= What you have to do =
Transcribe the material verbatim in full; the pictures do not belong in the copy.

Collected data
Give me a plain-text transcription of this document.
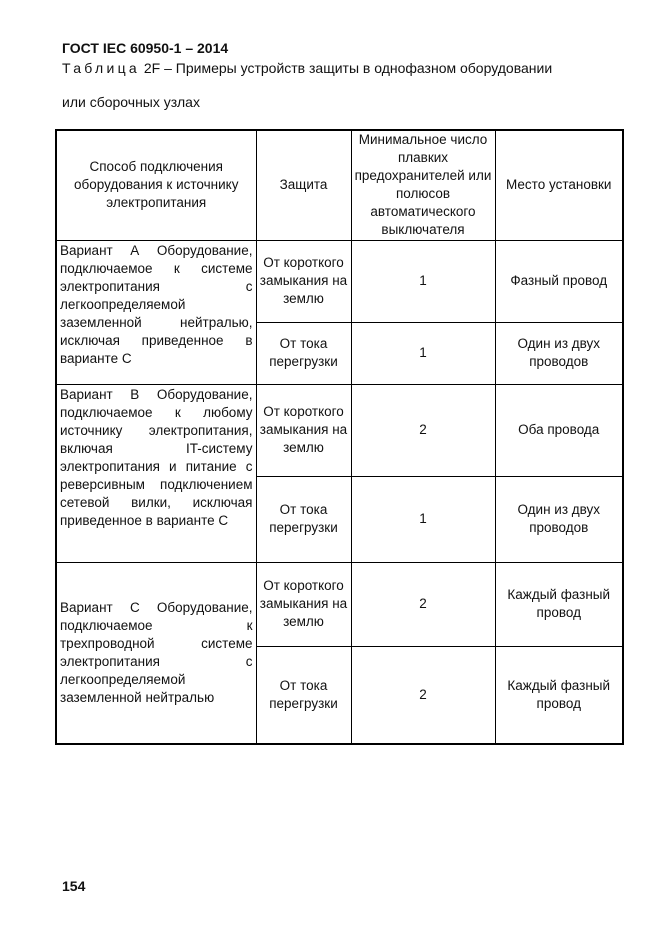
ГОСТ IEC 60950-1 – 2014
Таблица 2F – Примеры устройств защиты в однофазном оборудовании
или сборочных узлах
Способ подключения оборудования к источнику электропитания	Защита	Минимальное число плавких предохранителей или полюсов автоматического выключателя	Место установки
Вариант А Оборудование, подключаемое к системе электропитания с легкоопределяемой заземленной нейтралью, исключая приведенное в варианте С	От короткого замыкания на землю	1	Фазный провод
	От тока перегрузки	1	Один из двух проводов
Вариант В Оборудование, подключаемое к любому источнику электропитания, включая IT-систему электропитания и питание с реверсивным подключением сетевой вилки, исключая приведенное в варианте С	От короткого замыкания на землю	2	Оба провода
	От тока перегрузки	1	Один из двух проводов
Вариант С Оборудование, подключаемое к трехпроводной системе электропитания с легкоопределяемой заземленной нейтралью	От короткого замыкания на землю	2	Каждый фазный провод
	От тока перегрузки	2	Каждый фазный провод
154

= Complete answer =
Give me a plain-text transcription of this document.
ГОСТ IEC 60950-1 – 2014
Таблица 2F – Примеры устройств защиты в однофазном оборудовании
или сборочных узлах
Способ подключения оборудования к источнику электропитания	Защита	Минимальное число плавких предохранителей или полюсов автоматического выключателя	Место установки
Вариант А Оборудование, подключаемое к системе электропитания с легкоопределяемой заземленной нейтралью, исключая приведенное в варианте С	От короткого замыкания на землю	1	Фазный провод
	От тока перегрузки	1	Один из двух проводов
Вариант В Оборудование, подключаемое к любому источнику электропитания, включая IT-систему электропитания и питание с реверсивным подключением сетевой вилки, исключая приведенное в варианте С	От короткого замыкания на землю	2	Оба провода
	От тока перегрузки	1	Один из двух проводов
Вариант С Оборудование, подключаемое к трехпроводной системе электропитания с легкоопределяемой заземленной нейтралью	От короткого замыкания на землю	2	Каждый фазный провод
	От тока перегрузки	2	Каждый фазный провод
154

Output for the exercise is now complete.